Pictures aside, quote the whole listing exactly.

(Saved entries)
# # #

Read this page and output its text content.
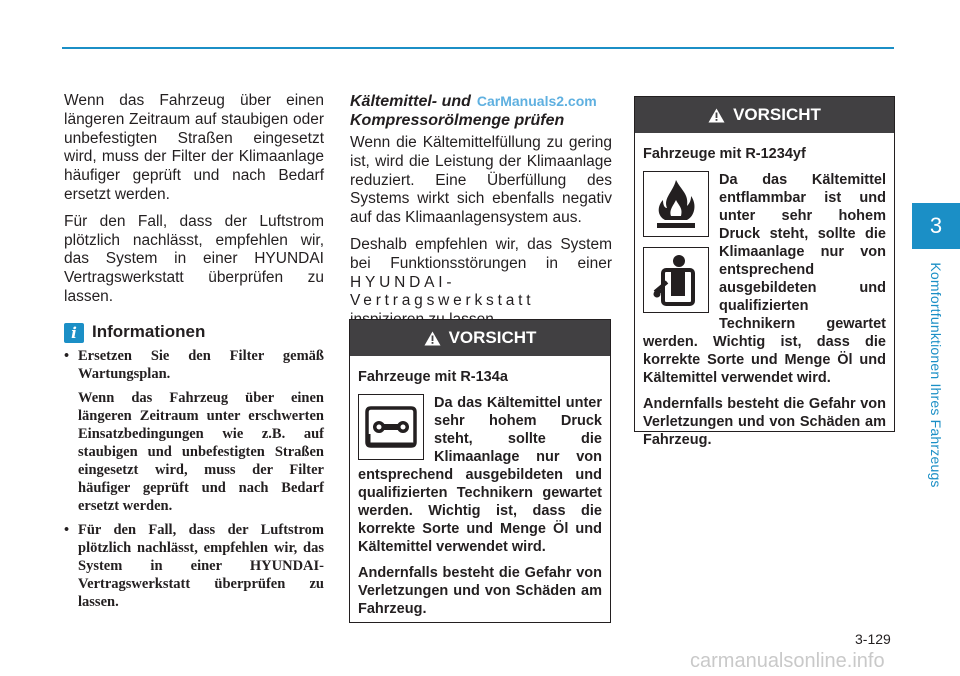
3
Komfortfunktionen Ihres Fahrzeugs

Wenn das Fahrzeug über einen längeren Zeitraum auf staubigen oder unbefestigten Straßen eingesetzt wird, muss der Filter der Klimaanlage häufiger geprüft und nach Bedarf ersetzt werden.

Für den Fall, dass der Luftstrom plötzlich nachlässt, empfehlen wir, das System in einer HYUNDAI Vertragswerkstatt überprüfen zu lassen.

i Informationen
• Ersetzen Sie den Filter gemäß Wartungsplan.
Wenn das Fahrzeug über einen längeren Zeitraum unter erschwerten Einsatzbedingungen wie z.B. auf staubigen und unbefestigten Straßen eingesetzt wird, muss der Filter häufiger geprüft und nach Bedarf ersetzt werden.
• Für den Fall, dass der Luftstrom plötzlich nachlässt, empfehlen wir, das System in einer HYUNDAI-Vertragswerkstatt überprüfen zu lassen.
Kältemittel- und CarManuals2.com
Kompressorölmenge prüfen

Wenn die Kältemittelfüllung zu gering ist, wird die Leistung der Klimaanlage reduziert. Eine Überfüllung des Systems wirkt sich ebenfalls negativ auf das Klimaanlagensystem aus.

Deshalb empfehlen wir, das System bei Funktionsstörungen in einer HYUNDAI-Vertragswerkstatt

VORSICHT

Fahrzeuge mit R-134a

Da das Kältemittel unter sehr hohem Druck steht, sollte die Klimaanlage nur von entsprechend ausgebildeten und qualifizierten Technikern gewartet werden. Wichtig ist, dass die korrekte Sorte und Menge Öl und Kältemittel verwendet wird.

Andernfalls besteht die Gefahr von Verletzungen und von Schäden am Fahrzeug.

VORSICHT

Fahrzeuge mit R-1234yf

Da das Kältemittel entflammbar ist und unter sehr hohem Druck steht, sollte die Klimaanlage nur von entsprechend ausgebildeten und qualifizierten Technikern gewartet werden. Wichtig ist, dass die korrekte Sorte und Menge Öl und Kältemittel verwendet wird.

Andernfalls besteht die Gefahr von Verletzungen und von Schäden am Fahrzeug.

3-129
carmanualsonline.info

# # #

* **Expected answer**:
Read this page and output its text content.
3
Komfortfunktionen Ihres Fahrzeugs

Wenn das Fahrzeug über einen längeren Zeitraum auf staubigen oder unbefestigten Straßen eingesetzt wird, muss der Filter der Klimaanlage häufiger geprüft und nach Bedarf ersetzt werden.

Für den Fall, dass der Luftstrom plötzlich nachlässt, empfehlen wir, das System in einer HYUNDAI Vertragswerkstatt überprüfen zu lassen.

i Informationen
• Ersetzen Sie den Filter gemäß Wartungsplan.
Wenn das Fahrzeug über einen längeren Zeitraum unter erschwerten Einsatzbedingungen wie z.B. auf staubigen und unbefestigten Straßen eingesetzt wird, muss der Filter häufiger geprüft und nach Bedarf ersetzt werden.
• Für den Fall, dass der Luftstrom plötzlich nachlässt, empfehlen wir, das System in einer HYUNDAI-Vertragswerkstatt überprüfen zu lassen.
Kältemittel- und CarManuals2.com
Kompressorölmenge prüfen

Wenn die Kältemittelfüllung zu gering ist, wird die Leistung der Klimaanlage reduziert. Eine Überfüllung des Systems wirkt sich ebenfalls negativ auf das Klimaanlagensystem aus.

Deshalb empfehlen wir, das System bei Funktionsstörungen in einer HYUNDAI-Vertragswerkstatt

VORSICHT

Fahrzeuge mit R-134a

Da das Kältemittel unter sehr hohem Druck steht, sollte die Klimaanlage nur von entsprechend ausgebildeten und qualifizierten Technikern gewartet werden. Wichtig ist, dass die korrekte Sorte und Menge Öl und Kältemittel verwendet wird.

Andernfalls besteht die Gefahr von Verletzungen und von Schäden am Fahrzeug.

VORSICHT

Fahrzeuge mit R-1234yf

Da das Kältemittel entflammbar ist und unter sehr hohem Druck steht, sollte die Klimaanlage nur von entsprechend ausgebildeten und qualifizierten Technikern gewartet werden. Wichtig ist, dass die korrekte Sorte und Menge Öl und Kältemittel verwendet wird.

Andernfalls besteht die Gefahr von Verletzungen und von Schäden am Fahrzeug.

3-129
carmanualsonline.info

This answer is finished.